-- What to work on --
The records below are to be quoted in full; please keep every word exact.

-- Data in this exercise --

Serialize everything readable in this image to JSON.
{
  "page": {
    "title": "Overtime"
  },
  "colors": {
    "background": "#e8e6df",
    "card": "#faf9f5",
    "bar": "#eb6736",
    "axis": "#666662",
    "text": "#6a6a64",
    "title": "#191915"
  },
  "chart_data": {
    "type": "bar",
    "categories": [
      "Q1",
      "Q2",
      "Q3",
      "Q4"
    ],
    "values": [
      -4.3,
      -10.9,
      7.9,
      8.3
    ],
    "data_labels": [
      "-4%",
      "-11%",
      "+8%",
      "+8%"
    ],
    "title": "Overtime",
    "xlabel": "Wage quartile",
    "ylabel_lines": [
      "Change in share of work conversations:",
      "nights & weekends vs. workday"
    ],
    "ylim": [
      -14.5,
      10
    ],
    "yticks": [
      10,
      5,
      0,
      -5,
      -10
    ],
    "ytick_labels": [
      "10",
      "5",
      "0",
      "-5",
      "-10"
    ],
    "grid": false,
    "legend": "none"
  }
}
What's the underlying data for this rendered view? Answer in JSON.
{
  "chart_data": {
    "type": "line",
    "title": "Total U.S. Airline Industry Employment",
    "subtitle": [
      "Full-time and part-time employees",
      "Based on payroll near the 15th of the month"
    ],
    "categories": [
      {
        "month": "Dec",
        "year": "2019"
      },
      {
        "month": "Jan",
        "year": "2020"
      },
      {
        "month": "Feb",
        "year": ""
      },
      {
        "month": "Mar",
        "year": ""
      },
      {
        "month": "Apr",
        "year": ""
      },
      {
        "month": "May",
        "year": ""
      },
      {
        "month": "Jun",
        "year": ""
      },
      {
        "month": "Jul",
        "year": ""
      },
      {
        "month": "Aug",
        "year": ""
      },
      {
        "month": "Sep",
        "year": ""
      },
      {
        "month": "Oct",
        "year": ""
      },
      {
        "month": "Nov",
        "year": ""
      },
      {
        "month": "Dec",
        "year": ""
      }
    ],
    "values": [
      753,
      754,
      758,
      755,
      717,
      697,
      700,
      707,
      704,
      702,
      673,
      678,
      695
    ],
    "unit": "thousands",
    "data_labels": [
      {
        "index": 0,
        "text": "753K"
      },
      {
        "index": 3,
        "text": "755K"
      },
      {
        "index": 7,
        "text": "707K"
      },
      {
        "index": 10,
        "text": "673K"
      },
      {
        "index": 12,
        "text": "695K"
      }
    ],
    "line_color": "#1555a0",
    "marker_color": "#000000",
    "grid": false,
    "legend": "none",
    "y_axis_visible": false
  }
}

-- Reply --
Serialize everything readable in this image to JSON.
{
  "page": {
    "title": "Overtime"
  },
  "colors": {
    "background": "#e8e6df",
    "card": "#faf9f5",
    "bar": "#eb6736",
    "axis": "#666662",
    "text": "#6a6a64",
    "title": "#191915"
  },
  "chart_data": {
    "type": "bar",
    "categories": [
      "Q1",
      "Q2",
      "Q3",
      "Q4"
    ],
    "values": [
      -4.3,
      -10.9,
      7.9,
      8.3
    ],
    "data_labels": [
      "-4%",
      "-11%",
      "+8%",
      "+8%"
    ],
    "title": "Overtime",
    "xlabel": "Wage quartile",
    "ylabel_lines": [
      "Change in share of work conversations:",
      "nights & weekends vs. workday"
    ],
    "ylim": [
      -14.5,
      10
    ],
    "yticks": [
      10,
      5,
      0,
      -5,
      -10
    ],
    "ytick_labels": [
      "10",
      "5",
      "0",
      "-5",
      "-10"
    ],
    "grid": false,
    "legend": "none"
  }
}
What's the underlying data for this rendered view? Answer in JSON.
{
  "chart_data": {
    "type": "line",
    "title": "Total U.S. Airline Industry Employment",
    "subtitle": [
      "Full-time and part-time employees",
      "Based on payroll near the 15th of the month"
    ],
    "categories": [
      {
        "month": "Dec",
        "year": "2019"
      },
      {
        "month": "Jan",
        "year": "2020"
      },
      {
        "month": "Feb",
        "year": ""
      },
      {
        "month": "Mar",
        "year": ""
      },
      {
        "month": "Apr",
        "year": ""
      },
      {
        "month": "May",
        "year": ""
      },
      {
        "month": "Jun",
        "year": ""
      },
      {
        "month": "Jul",
        "year": ""
      },
      {
        "month": "Aug",
        "year": ""
      },
      {
        "month": "Sep",
        "year": ""
      },
      {
        "month": "Oct",
        "year": ""
      },
      {
        "month": "Nov",
        "year": ""
      },
      {
        "month": "Dec",
        "year": ""
      }
    ],
    "values": [
      753,
      754,
      758,
      755,
      717,
      697,
      700,
      707,
      704,
      702,
      673,
      678,
      695
    ],
    "unit": "thousands",
    "data_labels": [
      {
        "index": 0,
        "text": "753K"
      },
      {
        "index": 3,
        "text": "755K"
      },
      {
        "index": 7,
        "text": "707K"
      },
      {
        "index": 10,
        "text": "673K"
      },
      {
        "index": 12,
        "text": "695K"
      }
    ],
    "line_color": "#1555a0",
    "marker_color": "#000000",
    "grid": false,
    "legend": "none",
    "y_axis_visible": false
  }
}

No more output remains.